→ **Task details**:
Transcribe everything in the data word for word. Pictures are left out.

___ Material for this task

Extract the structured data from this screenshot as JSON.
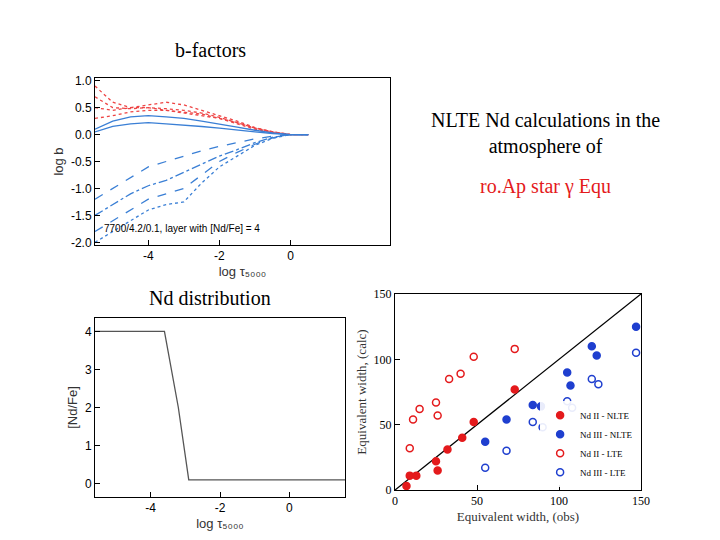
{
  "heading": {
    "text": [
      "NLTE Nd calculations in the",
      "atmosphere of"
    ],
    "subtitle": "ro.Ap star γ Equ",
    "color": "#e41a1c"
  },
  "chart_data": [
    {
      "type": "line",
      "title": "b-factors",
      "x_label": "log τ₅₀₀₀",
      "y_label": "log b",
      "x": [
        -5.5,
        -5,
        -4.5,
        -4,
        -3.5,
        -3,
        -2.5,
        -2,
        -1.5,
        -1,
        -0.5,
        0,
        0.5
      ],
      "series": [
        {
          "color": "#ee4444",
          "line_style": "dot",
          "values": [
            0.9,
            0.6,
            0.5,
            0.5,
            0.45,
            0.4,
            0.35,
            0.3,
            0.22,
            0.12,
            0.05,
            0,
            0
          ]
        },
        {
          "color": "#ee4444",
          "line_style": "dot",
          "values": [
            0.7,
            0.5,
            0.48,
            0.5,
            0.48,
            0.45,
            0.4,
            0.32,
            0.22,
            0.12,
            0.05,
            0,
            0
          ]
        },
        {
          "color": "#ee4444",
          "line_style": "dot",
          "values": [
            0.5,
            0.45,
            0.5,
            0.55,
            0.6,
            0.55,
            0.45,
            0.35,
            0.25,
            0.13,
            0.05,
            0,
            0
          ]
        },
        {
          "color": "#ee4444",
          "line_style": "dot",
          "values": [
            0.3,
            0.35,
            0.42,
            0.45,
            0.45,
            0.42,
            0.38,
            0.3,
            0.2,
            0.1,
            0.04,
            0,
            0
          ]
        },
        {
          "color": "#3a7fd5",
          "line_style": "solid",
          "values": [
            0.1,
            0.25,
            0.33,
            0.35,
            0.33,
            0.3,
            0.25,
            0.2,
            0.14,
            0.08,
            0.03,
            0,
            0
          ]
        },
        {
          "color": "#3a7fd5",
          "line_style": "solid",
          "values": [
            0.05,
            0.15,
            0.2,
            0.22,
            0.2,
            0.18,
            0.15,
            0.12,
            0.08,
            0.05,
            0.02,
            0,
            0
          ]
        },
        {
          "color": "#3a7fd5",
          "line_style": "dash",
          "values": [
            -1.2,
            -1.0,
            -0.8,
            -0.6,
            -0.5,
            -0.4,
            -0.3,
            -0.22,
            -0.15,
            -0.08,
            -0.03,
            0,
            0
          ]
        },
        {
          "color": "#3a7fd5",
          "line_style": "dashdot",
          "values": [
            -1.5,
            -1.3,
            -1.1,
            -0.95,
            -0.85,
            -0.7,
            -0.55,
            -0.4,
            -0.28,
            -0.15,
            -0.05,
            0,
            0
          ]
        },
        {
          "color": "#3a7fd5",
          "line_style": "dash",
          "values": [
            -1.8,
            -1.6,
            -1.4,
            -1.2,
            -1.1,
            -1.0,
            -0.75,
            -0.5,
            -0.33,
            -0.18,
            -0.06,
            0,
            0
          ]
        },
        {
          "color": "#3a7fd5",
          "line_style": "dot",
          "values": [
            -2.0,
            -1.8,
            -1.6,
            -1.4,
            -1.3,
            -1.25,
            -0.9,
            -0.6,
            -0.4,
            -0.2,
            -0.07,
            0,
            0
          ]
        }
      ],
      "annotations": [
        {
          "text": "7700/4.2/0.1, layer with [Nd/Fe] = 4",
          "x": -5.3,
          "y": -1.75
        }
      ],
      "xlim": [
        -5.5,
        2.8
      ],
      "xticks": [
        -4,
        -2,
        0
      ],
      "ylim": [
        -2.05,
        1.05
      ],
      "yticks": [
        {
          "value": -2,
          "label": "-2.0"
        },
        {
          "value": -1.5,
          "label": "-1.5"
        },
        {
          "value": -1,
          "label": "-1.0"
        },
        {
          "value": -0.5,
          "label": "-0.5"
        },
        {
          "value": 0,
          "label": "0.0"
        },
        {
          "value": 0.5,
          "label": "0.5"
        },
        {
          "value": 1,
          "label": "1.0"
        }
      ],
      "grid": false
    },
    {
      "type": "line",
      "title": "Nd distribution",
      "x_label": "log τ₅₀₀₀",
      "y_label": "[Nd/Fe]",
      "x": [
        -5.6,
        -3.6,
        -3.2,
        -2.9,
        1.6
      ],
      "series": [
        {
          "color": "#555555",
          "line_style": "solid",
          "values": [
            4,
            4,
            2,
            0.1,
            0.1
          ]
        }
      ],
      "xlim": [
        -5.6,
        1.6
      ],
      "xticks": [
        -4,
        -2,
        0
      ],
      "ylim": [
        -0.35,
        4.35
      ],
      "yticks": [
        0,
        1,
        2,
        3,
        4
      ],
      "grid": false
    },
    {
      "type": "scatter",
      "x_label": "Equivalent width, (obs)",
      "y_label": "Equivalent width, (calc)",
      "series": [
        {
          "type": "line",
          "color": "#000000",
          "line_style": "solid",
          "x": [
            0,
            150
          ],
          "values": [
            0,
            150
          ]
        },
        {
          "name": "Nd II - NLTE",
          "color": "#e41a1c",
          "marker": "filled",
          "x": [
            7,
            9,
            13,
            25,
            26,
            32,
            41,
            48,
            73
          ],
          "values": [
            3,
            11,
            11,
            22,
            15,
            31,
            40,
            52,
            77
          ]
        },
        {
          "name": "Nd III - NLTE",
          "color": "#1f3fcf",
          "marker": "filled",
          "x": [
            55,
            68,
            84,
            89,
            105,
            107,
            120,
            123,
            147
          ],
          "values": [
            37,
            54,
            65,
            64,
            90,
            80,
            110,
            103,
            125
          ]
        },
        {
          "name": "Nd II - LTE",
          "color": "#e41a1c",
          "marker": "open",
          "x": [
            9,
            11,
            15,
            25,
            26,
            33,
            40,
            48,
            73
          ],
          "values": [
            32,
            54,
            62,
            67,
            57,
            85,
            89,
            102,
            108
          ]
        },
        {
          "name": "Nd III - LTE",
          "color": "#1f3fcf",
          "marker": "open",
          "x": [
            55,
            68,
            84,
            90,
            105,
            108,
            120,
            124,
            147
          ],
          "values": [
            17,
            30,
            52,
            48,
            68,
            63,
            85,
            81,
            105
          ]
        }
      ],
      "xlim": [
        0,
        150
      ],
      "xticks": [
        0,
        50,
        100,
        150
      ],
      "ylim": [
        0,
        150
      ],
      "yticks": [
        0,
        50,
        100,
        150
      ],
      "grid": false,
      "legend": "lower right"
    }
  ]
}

______

→ **Answer**:
Extract the structured data from this screenshot as JSON.
{
  "heading": {
    "text": [
      "NLTE Nd calculations in the",
      "atmosphere of"
    ],
    "subtitle": "ro.Ap star γ Equ",
    "color": "#e41a1c"
  },
  "chart_data": [
    {
      "type": "line",
      "title": "b-factors",
      "x_label": "log τ₅₀₀₀",
      "y_label": "log b",
      "x": [
        -5.5,
        -5,
        -4.5,
        -4,
        -3.5,
        -3,
        -2.5,
        -2,
        -1.5,
        -1,
        -0.5,
        0,
        0.5
      ],
      "series": [
        {
          "color": "#ee4444",
          "line_style": "dot",
          "values": [
            0.9,
            0.6,
            0.5,
            0.5,
            0.45,
            0.4,
            0.35,
            0.3,
            0.22,
            0.12,
            0.05,
            0,
            0
          ]
        },
        {
          "color": "#ee4444",
          "line_style": "dot",
          "values": [
            0.7,
            0.5,
            0.48,
            0.5,
            0.48,
            0.45,
            0.4,
            0.32,
            0.22,
            0.12,
            0.05,
            0,
            0
          ]
        },
        {
          "color": "#ee4444",
          "line_style": "dot",
          "values": [
            0.5,
            0.45,
            0.5,
            0.55,
            0.6,
            0.55,
            0.45,
            0.35,
            0.25,
            0.13,
            0.05,
            0,
            0
          ]
        },
        {
          "color": "#ee4444",
          "line_style": "dot",
          "values": [
            0.3,
            0.35,
            0.42,
            0.45,
            0.45,
            0.42,
            0.38,
            0.3,
            0.2,
            0.1,
            0.04,
            0,
            0
          ]
        },
        {
          "color": "#3a7fd5",
          "line_style": "solid",
          "values": [
            0.1,
            0.25,
            0.33,
            0.35,
            0.33,
            0.3,
            0.25,
            0.2,
            0.14,
            0.08,
            0.03,
            0,
            0
          ]
        },
        {
          "color": "#3a7fd5",
          "line_style": "solid",
          "values": [
            0.05,
            0.15,
            0.2,
            0.22,
            0.2,
            0.18,
            0.15,
            0.12,
            0.08,
            0.05,
            0.02,
            0,
            0
          ]
        },
        {
          "color": "#3a7fd5",
          "line_style": "dash",
          "values": [
            -1.2,
            -1.0,
            -0.8,
            -0.6,
            -0.5,
            -0.4,
            -0.3,
            -0.22,
            -0.15,
            -0.08,
            -0.03,
            0,
            0
          ]
        },
        {
          "color": "#3a7fd5",
          "line_style": "dashdot",
          "values": [
            -1.5,
            -1.3,
            -1.1,
            -0.95,
            -0.85,
            -0.7,
            -0.55,
            -0.4,
            -0.28,
            -0.15,
            -0.05,
            0,
            0
          ]
        },
        {
          "color": "#3a7fd5",
          "line_style": "dash",
          "values": [
            -1.8,
            -1.6,
            -1.4,
            -1.2,
            -1.1,
            -1.0,
            -0.75,
            -0.5,
            -0.33,
            -0.18,
            -0.06,
            0,
            0
          ]
        },
        {
          "color": "#3a7fd5",
          "line_style": "dot",
          "values": [
            -2.0,
            -1.8,
            -1.6,
            -1.4,
            -1.3,
            -1.25,
            -0.9,
            -0.6,
            -0.4,
            -0.2,
            -0.07,
            0,
            0
          ]
        }
      ],
      "annotations": [
        {
          "text": "7700/4.2/0.1, layer with [Nd/Fe] = 4",
          "x": -5.3,
          "y": -1.75
        }
      ],
      "xlim": [
        -5.5,
        2.8
      ],
      "xticks": [
        -4,
        -2,
        0
      ],
      "ylim": [
        -2.05,
        1.05
      ],
      "yticks": [
        {
          "value": -2,
          "label": "-2.0"
        },
        {
          "value": -1.5,
          "label": "-1.5"
        },
        {
          "value": -1,
          "label": "-1.0"
        },
        {
          "value": -0.5,
          "label": "-0.5"
        },
        {
          "value": 0,
          "label": "0.0"
        },
        {
          "value": 0.5,
          "label": "0.5"
        },
        {
          "value": 1,
          "label": "1.0"
        }
      ],
      "grid": false
    },
    {
      "type": "line",
      "title": "Nd distribution",
      "x_label": "log τ₅₀₀₀",
      "y_label": "[Nd/Fe]",
      "x": [
        -5.6,
        -3.6,
        -3.2,
        -2.9,
        1.6
      ],
      "series": [
        {
          "color": "#555555",
          "line_style": "solid",
          "values": [
            4,
            4,
            2,
            0.1,
            0.1
          ]
        }
      ],
      "xlim": [
        -5.6,
        1.6
      ],
      "xticks": [
        -4,
        -2,
        0
      ],
      "ylim": [
        -0.35,
        4.35
      ],
      "yticks": [
        0,
        1,
        2,
        3,
        4
      ],
      "grid": false
    },
    {
      "type": "scatter",
      "x_label": "Equivalent width, (obs)",
      "y_label": "Equivalent width, (calc)",
      "series": [
        {
          "type": "line",
          "color": "#000000",
          "line_style": "solid",
          "x": [
            0,
            150
          ],
          "values": [
            0,
            150
          ]
        },
        {
          "name": "Nd II - NLTE",
          "color": "#e41a1c",
          "marker": "filled",
          "x": [
            7,
            9,
            13,
            25,
            26,
            32,
            41,
            48,
            73
          ],
          "values": [
            3,
            11,
            11,
            22,
            15,
            31,
            40,
            52,
            77
          ]
        },
        {
          "name": "Nd III - NLTE",
          "color": "#1f3fcf",
          "marker": "filled",
          "x": [
            55,
            68,
            84,
            89,
            105,
            107,
            120,
            123,
            147
          ],
          "values": [
            37,
            54,
            65,
            64,
            90,
            80,
            110,
            103,
            125
          ]
        },
        {
          "name": "Nd II - LTE",
          "color": "#e41a1c",
          "marker": "open",
          "x": [
            9,
            11,
            15,
            25,
            26,
            33,
            40,
            48,
            73
          ],
          "values": [
            32,
            54,
            62,
            67,
            57,
            85,
            89,
            102,
            108
          ]
        },
        {
          "name": "Nd III - LTE",
          "color": "#1f3fcf",
          "marker": "open",
          "x": [
            55,
            68,
            84,
            90,
            105,
            108,
            120,
            124,
            147
          ],
          "values": [
            17,
            30,
            52,
            48,
            68,
            63,
            85,
            81,
            105
          ]
        }
      ],
      "xlim": [
        0,
        150
      ],
      "xticks": [
        0,
        50,
        100,
        150
      ],
      "ylim": [
        0,
        150
      ],
      "yticks": [
        0,
        50,
        100,
        150
      ],
      "grid": false,
      "legend": "lower right"
    }
  ]
}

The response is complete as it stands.